----- Listed records
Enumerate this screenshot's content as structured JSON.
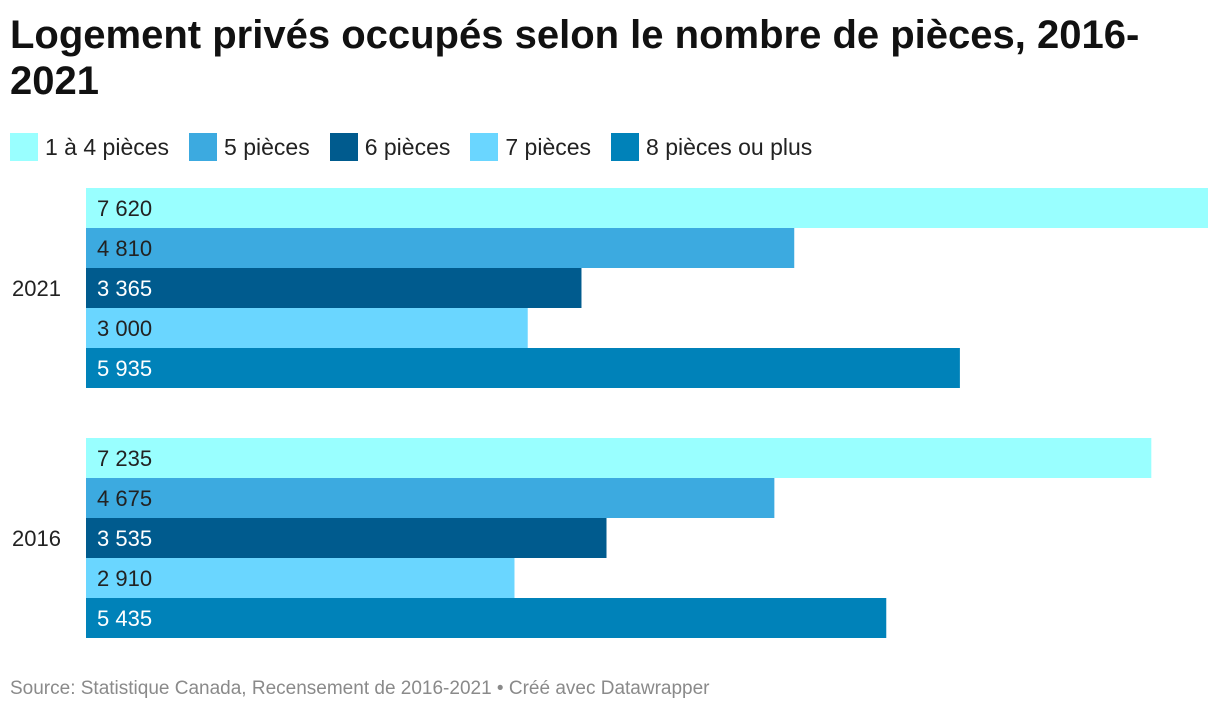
{
  "chart_data": {
    "type": "bar",
    "orientation": "horizontal",
    "title": "Logement privés occupés selon le nombre de pièces, 2016-2021",
    "categories": [
      "2021",
      "2016"
    ],
    "series": [
      {
        "name": "1 à 4 pièces",
        "color": "#99ffff",
        "values": [
          7620,
          7235
        ],
        "labels": [
          "7 620",
          "7 235"
        ]
      },
      {
        "name": "5 pièces",
        "color": "#3caae0",
        "values": [
          4810,
          4675
        ],
        "labels": [
          "4 810",
          "4 675"
        ]
      },
      {
        "name": "6 pièces",
        "color": "#005b8e",
        "values": [
          3365,
          3535
        ],
        "labels": [
          "3 365",
          "3 535"
        ]
      },
      {
        "name": "7 pièces",
        "color": "#6ad6ff",
        "values": [
          3000,
          2910
        ],
        "labels": [
          "3 000",
          "2 910"
        ]
      },
      {
        "name": "8 pièces ou plus",
        "color": "#0082b9",
        "values": [
          5935,
          5435
        ],
        "labels": [
          "5 935",
          "5 435"
        ]
      }
    ],
    "xlim": [
      0,
      7620
    ],
    "grid": false,
    "legend_position": "top"
  },
  "footer": {
    "source": "Source: Statistique Canada, Recensement de 2016-2021 • Créé avec Datawrapper"
  }
}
----------
## Goal
Which lines above contain the word "pièces"? Copy each of them.

## Output of the task
    "title": "Logement privés occupés selon le nombre de pièces, 2016-2021",
        "name": "1 à 4 pièces",
        "name": "5 pièces",
        "name": "6 pièces",
        "name": "7 pièces",
        "name": "8 pièces ou plus",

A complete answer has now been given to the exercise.